↓↓↓
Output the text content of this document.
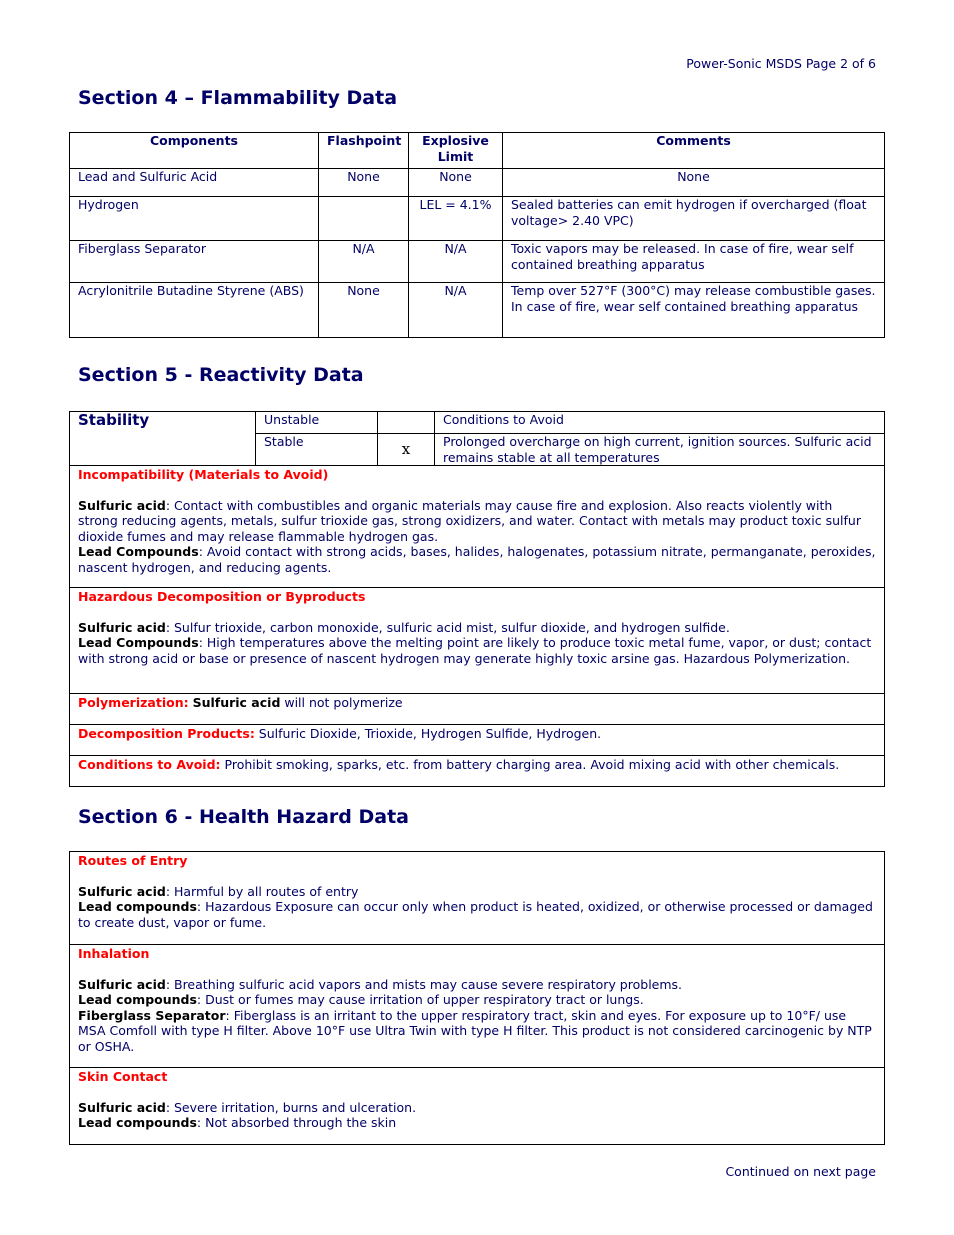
Power-Sonic MSDS Page 2 of 6
Section 4 – Flammability Data
Components	Flashpoint	Explosive Limit	Comments
Lead and Sulfuric Acid	None	None	None
Hydrogen		LEL = 4.1%	Sealed batteries can emit hydrogen if overcharged (float voltage> 2.40 VPC)
Fiberglass Separator	N/A	N/A	Toxic vapors may be released. In case of fire, wear self contained breathing apparatus
Acrylonitrile Butadine Styrene (ABS)	None	N/A	Temp over 527°F (300°C) may release combustible gases. In case of fire, wear self contained breathing apparatus
Section 5 - Reactivity Data
Stability	Unstable		Conditions to Avoid
	Stable	x	Prolonged overcharge on high current, ignition sources. Sulfuric acid remains stable at all temperatures

Incompatibility (Materials to Avoid)
Sulfuric acid: Contact with combustibles and organic materials may cause fire and explosion. Also reacts violently with strong reducing agents, metals, sulfur trioxide gas, strong oxidizers, and water. Contact with metals may product toxic sulfur dioxide fumes and may release flammable hydrogen gas.
Lead Compounds: Avoid contact with strong acids, bases, halides, halogenates, potassium nitrate, permanganate, peroxides, nascent hydrogen, and reducing agents.			

Hazardous Decomposition or Byproducts
Sulfuric acid: Sulfur trioxide, carbon monoxide, sulfuric acid mist, sulfur dioxide, and hydrogen sulfide.
Lead Compounds: High temperatures above the melting point are likely to produce toxic metal fume, vapor, or dust; contact with strong acid or base or presence of nascent hydrogen may generate highly toxic arsine gas. Hazardous Polymerization.			

Polymerization: Sulfuric acid will not polymerize			
Decomposition Products: Sulfuric Dioxide, Trioxide, Hydrogen Sulfide, Hydrogen.			
Conditions to Avoid: Prohibit smoking, sparks, etc. from battery charging area. Avoid mixing acid with other chemicals.			
Section 6 - Health Hazard Data
Routes of Entry
Sulfuric acid: Harmful by all routes of entry
Lead compounds: Hazardous Exposure can occur only when product is heated, oxidized, or otherwise processed or damaged to create dust, vapor or fume.

Inhalation
Sulfuric acid: Breathing sulfuric acid vapors and mists may cause severe respiratory problems.
Lead compounds: Dust or fumes may cause irritation of upper respiratory tract or lungs.
Fiberglass Separator: Fiberglass is an irritant to the upper respiratory tract, skin and eyes. For exposure up to 10°F/ use MSA Comfoll with type H filter. Above 10°F use Ultra Twin with type H filter. This product is not considered carcinogenic by NTP or OSHA.

Skin Contact
Sulfuric acid: Severe irritation, burns and ulceration.
Lead compounds: Not absorbed through the skin
Continued on next page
↑↑↑
Challenge: The records above must be printed exactly; the pictures stay out.

Result for this task:
Output the text content of this document.
Power-Sonic MSDS Page 2 of 6
Section 4 – Flammability Data
Components	Flashpoint	Explosive Limit	Comments
Lead and Sulfuric Acid	None	None	None
Hydrogen		LEL = 4.1%	Sealed batteries can emit hydrogen if overcharged (float voltage> 2.40 VPC)
Fiberglass Separator	N/A	N/A	Toxic vapors may be released. In case of fire, wear self contained breathing apparatus
Acrylonitrile Butadine Styrene (ABS)	None	N/A	Temp over 527°F (300°C) may release combustible gases. In case of fire, wear self contained breathing apparatus
Section 5 - Reactivity Data
Stability	Unstable		Conditions to Avoid
	Stable	x	Prolonged overcharge on high current, ignition sources. Sulfuric acid remains stable at all temperatures

Incompatibility (Materials to Avoid)
Sulfuric acid: Contact with combustibles and organic materials may cause fire and explosion. Also reacts violently with strong reducing agents, metals, sulfur trioxide gas, strong oxidizers, and water. Contact with metals may product toxic sulfur dioxide fumes and may release flammable hydrogen gas.
Lead Compounds: Avoid contact with strong acids, bases, halides, halogenates, potassium nitrate, permanganate, peroxides, nascent hydrogen, and reducing agents.			

Hazardous Decomposition or Byproducts
Sulfuric acid: Sulfur trioxide, carbon monoxide, sulfuric acid mist, sulfur dioxide, and hydrogen sulfide.
Lead Compounds: High temperatures above the melting point are likely to produce toxic metal fume, vapor, or dust; contact with strong acid or base or presence of nascent hydrogen may generate highly toxic arsine gas. Hazardous Polymerization.			

Polymerization: Sulfuric acid will not polymerize			
Decomposition Products: Sulfuric Dioxide, Trioxide, Hydrogen Sulfide, Hydrogen.			
Conditions to Avoid: Prohibit smoking, sparks, etc. from battery charging area. Avoid mixing acid with other chemicals.			
Section 6 - Health Hazard Data
Routes of Entry
Sulfuric acid: Harmful by all routes of entry
Lead compounds: Hazardous Exposure can occur only when product is heated, oxidized, or otherwise processed or damaged to create dust, vapor or fume.

Inhalation
Sulfuric acid: Breathing sulfuric acid vapors and mists may cause severe respiratory problems.
Lead compounds: Dust or fumes may cause irritation of upper respiratory tract or lungs.
Fiberglass Separator: Fiberglass is an irritant to the upper respiratory tract, skin and eyes. For exposure up to 10°F/ use MSA Comfoll with type H filter. Above 10°F use Ultra Twin with type H filter. This product is not considered carcinogenic by NTP or OSHA.

Skin Contact
Sulfuric acid: Severe irritation, burns and ulceration.
Lead compounds: Not absorbed through the skin
Continued on next page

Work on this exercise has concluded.